What you need to do: Show all lines from the data that include the word "forecast".

Input for this task:
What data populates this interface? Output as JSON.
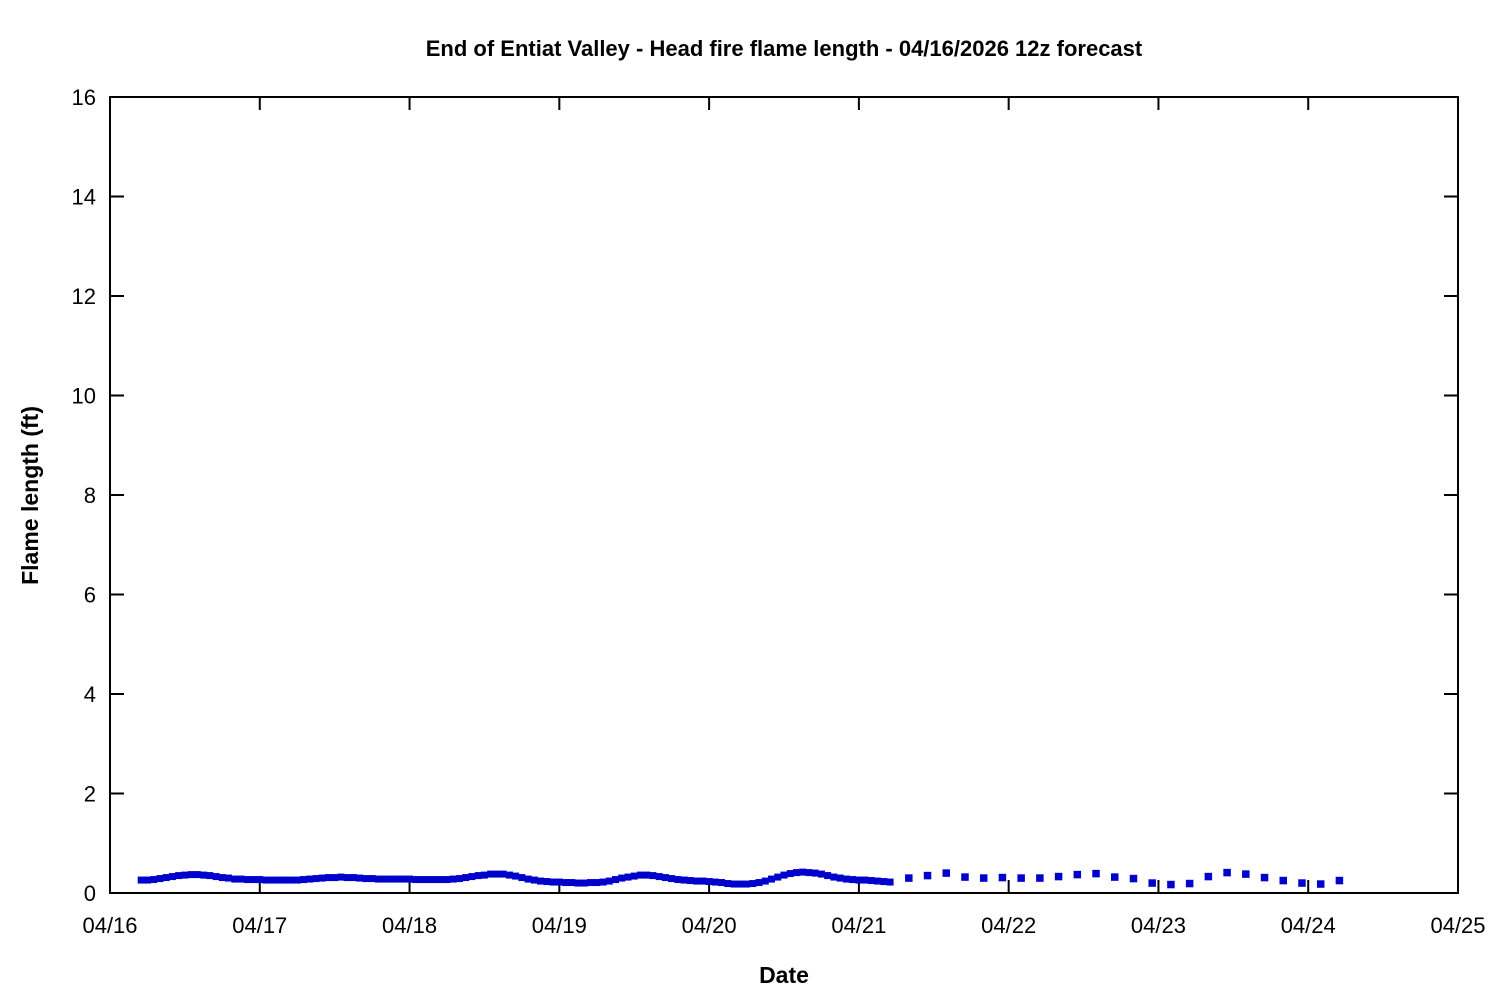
{
  "page": {
    "background_color": "#ffffff",
    "text_color": "#000000"
  },
  "chart_data": {
    "type": "scatter",
    "title": "End of Entiat Valley - Head fire flame length - 04/16/2026 12z forecast",
    "xlabel": "Date",
    "ylabel": "Flame length (ft)",
    "legend": "none",
    "grid": false,
    "marker_color": "#0000cd",
    "axis_color": "#000000",
    "x_unit": "hours since 04/16 00:00",
    "xlim_hours": [
      0,
      216
    ],
    "ylim": [
      0,
      16
    ],
    "x_ticks": [
      {
        "hour": 0,
        "label": "04/16"
      },
      {
        "hour": 24,
        "label": "04/17"
      },
      {
        "hour": 48,
        "label": "04/18"
      },
      {
        "hour": 72,
        "label": "04/19"
      },
      {
        "hour": 96,
        "label": "04/20"
      },
      {
        "hour": 120,
        "label": "04/21"
      },
      {
        "hour": 144,
        "label": "04/22"
      },
      {
        "hour": 168,
        "label": "04/23"
      },
      {
        "hour": 192,
        "label": "04/24"
      },
      {
        "hour": 216,
        "label": "04/25"
      }
    ],
    "y_ticks": [
      {
        "value": 0,
        "label": "0"
      },
      {
        "value": 2,
        "label": "2"
      },
      {
        "value": 4,
        "label": "4"
      },
      {
        "value": 6,
        "label": "6"
      },
      {
        "value": 8,
        "label": "8"
      },
      {
        "value": 10,
        "label": "10"
      },
      {
        "value": 12,
        "label": "12"
      },
      {
        "value": 14,
        "label": "14"
      },
      {
        "value": 16,
        "label": "16"
      }
    ],
    "series": [
      {
        "name": "hourly-forecast-segment",
        "marker": "square",
        "marker_size_px": 7,
        "interval_hours": 1,
        "t_hours": [
          5,
          6,
          7,
          8,
          9,
          10,
          11,
          12,
          13,
          14,
          15,
          16,
          17,
          18,
          19,
          20,
          21,
          22,
          23,
          24,
          25,
          26,
          27,
          28,
          29,
          30,
          31,
          32,
          33,
          34,
          35,
          36,
          37,
          38,
          39,
          40,
          41,
          42,
          43,
          44,
          45,
          46,
          47,
          48,
          49,
          50,
          51,
          52,
          53,
          54,
          55,
          56,
          57,
          58,
          59,
          60,
          61,
          62,
          63,
          64,
          65,
          66,
          67,
          68,
          69,
          70,
          71,
          72,
          73,
          74,
          75,
          76,
          77,
          78,
          79,
          80,
          81,
          82,
          83,
          84,
          85,
          86,
          87,
          88,
          89,
          90,
          91,
          92,
          93,
          94,
          95,
          96,
          97,
          98,
          99,
          100,
          101,
          102,
          103,
          104,
          105,
          106,
          107,
          108,
          109,
          110,
          111,
          112,
          113,
          114,
          115,
          116,
          117,
          118,
          119,
          120,
          121,
          122,
          123,
          124,
          125
        ],
        "values_ft": [
          0.26,
          0.26,
          0.27,
          0.29,
          0.31,
          0.33,
          0.35,
          0.36,
          0.37,
          0.37,
          0.36,
          0.35,
          0.33,
          0.31,
          0.3,
          0.28,
          0.28,
          0.27,
          0.27,
          0.27,
          0.26,
          0.26,
          0.26,
          0.26,
          0.26,
          0.26,
          0.27,
          0.28,
          0.29,
          0.3,
          0.31,
          0.31,
          0.32,
          0.31,
          0.31,
          0.3,
          0.29,
          0.29,
          0.28,
          0.28,
          0.28,
          0.28,
          0.28,
          0.28,
          0.27,
          0.27,
          0.27,
          0.27,
          0.27,
          0.27,
          0.28,
          0.29,
          0.31,
          0.33,
          0.35,
          0.36,
          0.38,
          0.38,
          0.38,
          0.36,
          0.34,
          0.31,
          0.28,
          0.26,
          0.24,
          0.23,
          0.22,
          0.22,
          0.21,
          0.21,
          0.2,
          0.2,
          0.21,
          0.21,
          0.22,
          0.24,
          0.27,
          0.3,
          0.32,
          0.34,
          0.36,
          0.36,
          0.35,
          0.33,
          0.31,
          0.29,
          0.27,
          0.26,
          0.25,
          0.24,
          0.24,
          0.23,
          0.22,
          0.21,
          0.19,
          0.18,
          0.18,
          0.18,
          0.19,
          0.21,
          0.24,
          0.28,
          0.32,
          0.36,
          0.39,
          0.41,
          0.42,
          0.41,
          0.4,
          0.38,
          0.35,
          0.32,
          0.3,
          0.28,
          0.27,
          0.26,
          0.26,
          0.25,
          0.24,
          0.23,
          0.22
        ]
      },
      {
        "name": "extended-3-hourly-forecast-segment",
        "marker": "square",
        "marker_size_px": 7.5,
        "interval_hours": 3,
        "t_hours": [
          128,
          131,
          134,
          137,
          140,
          143,
          146,
          149,
          152,
          155,
          158,
          161,
          164,
          167,
          170,
          173,
          176,
          179,
          182,
          185,
          188,
          191,
          194,
          197
        ],
        "values_ft": [
          0.3,
          0.35,
          0.4,
          0.32,
          0.3,
          0.31,
          0.3,
          0.3,
          0.33,
          0.37,
          0.39,
          0.32,
          0.29,
          0.2,
          0.17,
          0.19,
          0.33,
          0.41,
          0.38,
          0.31,
          0.25,
          0.2,
          0.18,
          0.25
        ]
      }
    ]
  }
}
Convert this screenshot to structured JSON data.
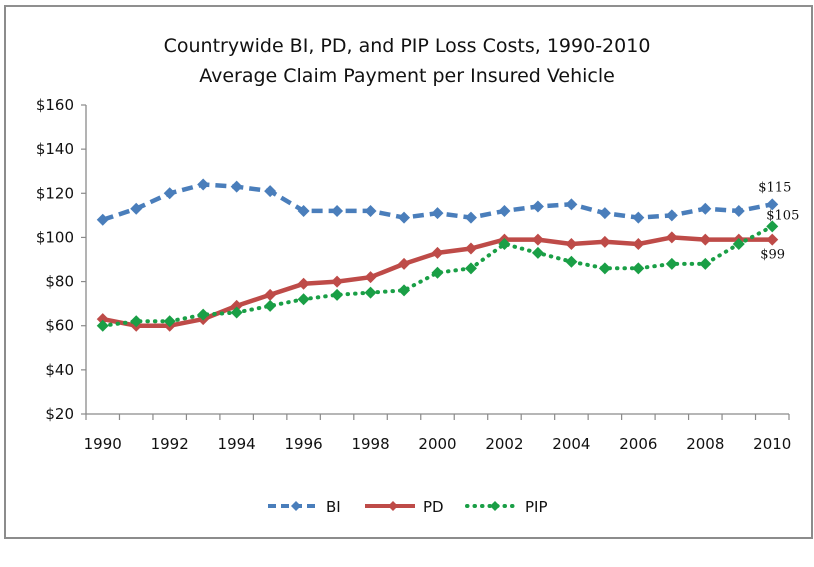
{
  "chart_data": {
    "type": "line",
    "title": "Countrywide BI, PD, and PIP Loss Costs, 1990-2010",
    "subtitle": "Average Claim Payment per Insured Vehicle",
    "xlabel": "",
    "ylabel": "",
    "ylim": [
      20,
      160
    ],
    "y_ticks": [
      "$20",
      "$40",
      "$60",
      "$80",
      "$100",
      "$120",
      "$140",
      "$160"
    ],
    "y_tick_values": [
      20,
      40,
      60,
      80,
      100,
      120,
      140,
      160
    ],
    "x": [
      1990,
      1991,
      1992,
      1993,
      1994,
      1995,
      1996,
      1997,
      1998,
      1999,
      2000,
      2001,
      2002,
      2003,
      2004,
      2005,
      2006,
      2007,
      2008,
      2009,
      2010
    ],
    "x_tick_labels": [
      "1990",
      "1992",
      "1994",
      "1996",
      "1998",
      "2000",
      "2002",
      "2004",
      "2006",
      "2008",
      "2010"
    ],
    "grid": false,
    "legend_position": "bottom",
    "series": [
      {
        "name": "BI",
        "color": "#4a7ebb",
        "style": "dashed",
        "values": [
          108,
          113,
          120,
          124,
          123,
          121,
          112,
          112,
          112,
          109,
          111,
          109,
          112,
          114,
          115,
          111,
          109,
          110,
          113,
          112,
          115
        ]
      },
      {
        "name": "PD",
        "color": "#be4b48",
        "style": "solid",
        "values": [
          63,
          60,
          60,
          63,
          69,
          74,
          79,
          80,
          82,
          88,
          93,
          95,
          99,
          99,
          97,
          98,
          97,
          100,
          99,
          99,
          99
        ]
      },
      {
        "name": "PIP",
        "color": "#1a9f46",
        "style": "dotted",
        "values": [
          60,
          62,
          62,
          65,
          66,
          69,
          72,
          74,
          75,
          76,
          84,
          86,
          97,
          93,
          89,
          86,
          86,
          88,
          88,
          97,
          105
        ]
      }
    ],
    "annotations": [
      {
        "series": "BI",
        "x": 2010,
        "text": "$115"
      },
      {
        "series": "PIP",
        "x": 2010,
        "text": "$105"
      },
      {
        "series": "PD",
        "x": 2010,
        "text": "$99"
      }
    ]
  }
}
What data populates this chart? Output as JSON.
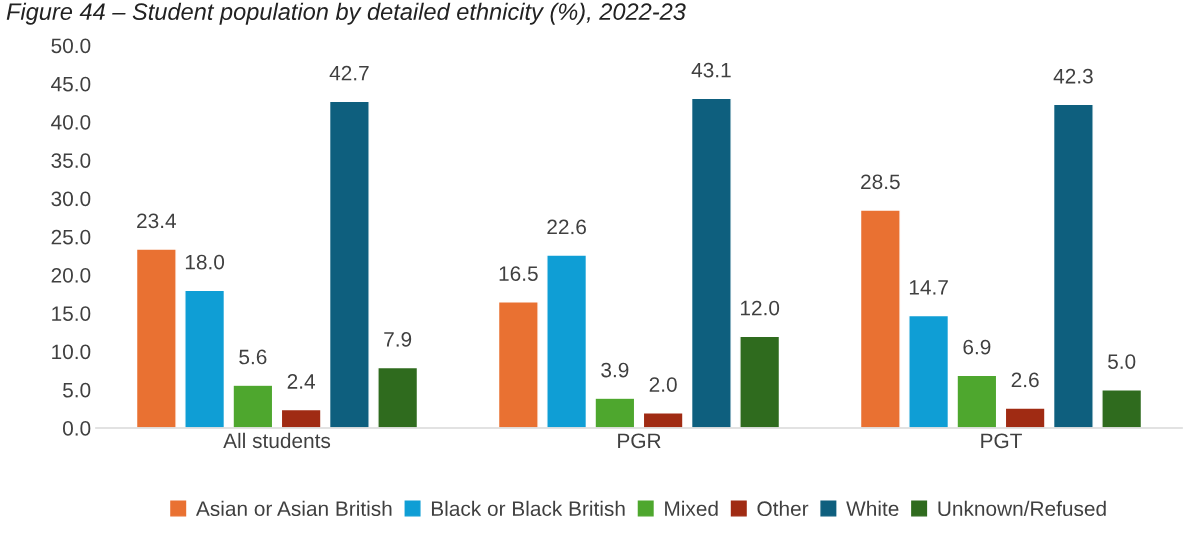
{
  "chart_data": {
    "type": "bar",
    "title": "Figure 44 – Student population by detailed ethnicity (%), 2022-23",
    "categories": [
      "All students",
      "PGR",
      "PGT"
    ],
    "series": [
      {
        "name": "Asian or Asian British",
        "color": "#e97132",
        "values": [
          23.4,
          16.5,
          28.5
        ],
        "value_labels": [
          "23.4",
          "16.5",
          "28.5"
        ]
      },
      {
        "name": "Black or Black British",
        "color": "#0f9ed5",
        "values": [
          18.0,
          22.6,
          14.7
        ],
        "value_labels": [
          "18.0",
          "22.6",
          "14.7"
        ]
      },
      {
        "name": "Mixed",
        "color": "#4ea72e",
        "values": [
          5.6,
          3.9,
          6.9
        ],
        "value_labels": [
          "5.6",
          "3.9",
          "6.9"
        ]
      },
      {
        "name": "Other",
        "color": "#a02b13",
        "values": [
          2.4,
          2.0,
          2.6
        ],
        "value_labels": [
          "2.4",
          "2.0",
          "2.6"
        ]
      },
      {
        "name": "White",
        "color": "#0e5f7e",
        "values": [
          42.7,
          43.1,
          42.3
        ],
        "value_labels": [
          "42.7",
          "43.1",
          "42.3"
        ]
      },
      {
        "name": "Unknown/Refused",
        "color": "#2f6b1e",
        "values": [
          7.9,
          12.0,
          5.0
        ],
        "value_labels": [
          "7.9",
          "12.0",
          "5.0"
        ]
      }
    ],
    "ylim": [
      0,
      50
    ],
    "yticks": [
      {
        "value": 0,
        "label": "0.0"
      },
      {
        "value": 5,
        "label": "5.0"
      },
      {
        "value": 10,
        "label": "10.0"
      },
      {
        "value": 15,
        "label": "15.0"
      },
      {
        "value": 20,
        "label": "20.0"
      },
      {
        "value": 25,
        "label": "25.0"
      },
      {
        "value": 30,
        "label": "30.0"
      },
      {
        "value": 35,
        "label": "35.0"
      },
      {
        "value": 40,
        "label": "40.0"
      },
      {
        "value": 45,
        "label": "45.0"
      },
      {
        "value": 50,
        "label": "50.0"
      }
    ],
    "grid": false,
    "legend": "bottom"
  }
}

Exercise solution:
    "title": "End of Entiat Valley - Head fire flame length - 04/16/2026 12z forecast",
        "name": "hourly-forecast-segment",
        "name": "extended-3-hourly-forecast-segment",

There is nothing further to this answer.